DATA FOR THIS TASK:
::::

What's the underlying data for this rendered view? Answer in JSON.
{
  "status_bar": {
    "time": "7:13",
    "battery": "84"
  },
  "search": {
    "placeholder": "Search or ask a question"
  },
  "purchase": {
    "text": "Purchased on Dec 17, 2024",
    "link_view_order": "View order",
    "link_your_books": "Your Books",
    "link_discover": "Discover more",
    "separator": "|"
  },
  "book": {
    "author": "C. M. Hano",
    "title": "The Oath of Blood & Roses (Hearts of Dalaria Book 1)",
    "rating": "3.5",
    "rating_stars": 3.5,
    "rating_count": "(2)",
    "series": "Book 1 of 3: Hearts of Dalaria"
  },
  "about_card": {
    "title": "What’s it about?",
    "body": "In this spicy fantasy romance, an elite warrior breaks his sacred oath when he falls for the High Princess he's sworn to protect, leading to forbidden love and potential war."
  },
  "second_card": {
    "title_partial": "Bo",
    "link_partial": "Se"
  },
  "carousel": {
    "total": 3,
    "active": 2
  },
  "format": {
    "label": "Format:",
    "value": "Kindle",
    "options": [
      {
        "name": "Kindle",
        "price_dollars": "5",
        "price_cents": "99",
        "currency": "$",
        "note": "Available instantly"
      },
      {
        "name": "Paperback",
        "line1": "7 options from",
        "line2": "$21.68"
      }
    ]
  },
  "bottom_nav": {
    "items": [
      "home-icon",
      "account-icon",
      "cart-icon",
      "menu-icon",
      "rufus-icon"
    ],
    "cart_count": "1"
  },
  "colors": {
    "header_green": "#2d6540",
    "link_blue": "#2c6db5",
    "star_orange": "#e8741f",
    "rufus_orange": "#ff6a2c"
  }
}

::::

WRITTEN TASK:
From the listing above, reproduce all the lines exactly.

EXERCISE OUTPUT:
What's the underlying data for this rendered view? Answer in JSON.
{
  "status_bar": {
    "time": "7:13",
    "battery": "84"
  },
  "search": {
    "placeholder": "Search or ask a question"
  },
  "purchase": {
    "text": "Purchased on Dec 17, 2024",
    "link_view_order": "View order",
    "link_your_books": "Your Books",
    "link_discover": "Discover more",
    "separator": "|"
  },
  "book": {
    "author": "C. M. Hano",
    "title": "The Oath of Blood & Roses (Hearts of Dalaria Book 1)",
    "rating": "3.5",
    "rating_stars": 3.5,
    "rating_count": "(2)",
    "series": "Book 1 of 3: Hearts of Dalaria"
  },
  "about_card": {
    "title": "What’s it about?",
    "body": "In this spicy fantasy romance, an elite warrior breaks his sacred oath when he falls for the High Princess he's sworn to protect, leading to forbidden love and potential war."
  },
  "second_card": {
    "title_partial": "Bo",
    "link_partial": "Se"
  },
  "carousel": {
    "total": 3,
    "active": 2
  },
  "format": {
    "label": "Format:",
    "value": "Kindle",
    "options": [
      {
        "name": "Kindle",
        "price_dollars": "5",
        "price_cents": "99",
        "currency": "$",
        "note": "Available instantly"
      },
      {
        "name": "Paperback",
        "line1": "7 options from",
        "line2": "$21.68"
      }
    ]
  },
  "bottom_nav": {
    "items": [
      "home-icon",
      "account-icon",
      "cart-icon",
      "menu-icon",
      "rufus-icon"
    ],
    "cart_count": "1"
  },
  "colors": {
    "header_green": "#2d6540",
    "link_blue": "#2c6db5",
    "star_orange": "#e8741f",
    "rufus_orange": "#ff6a2c"
  }
}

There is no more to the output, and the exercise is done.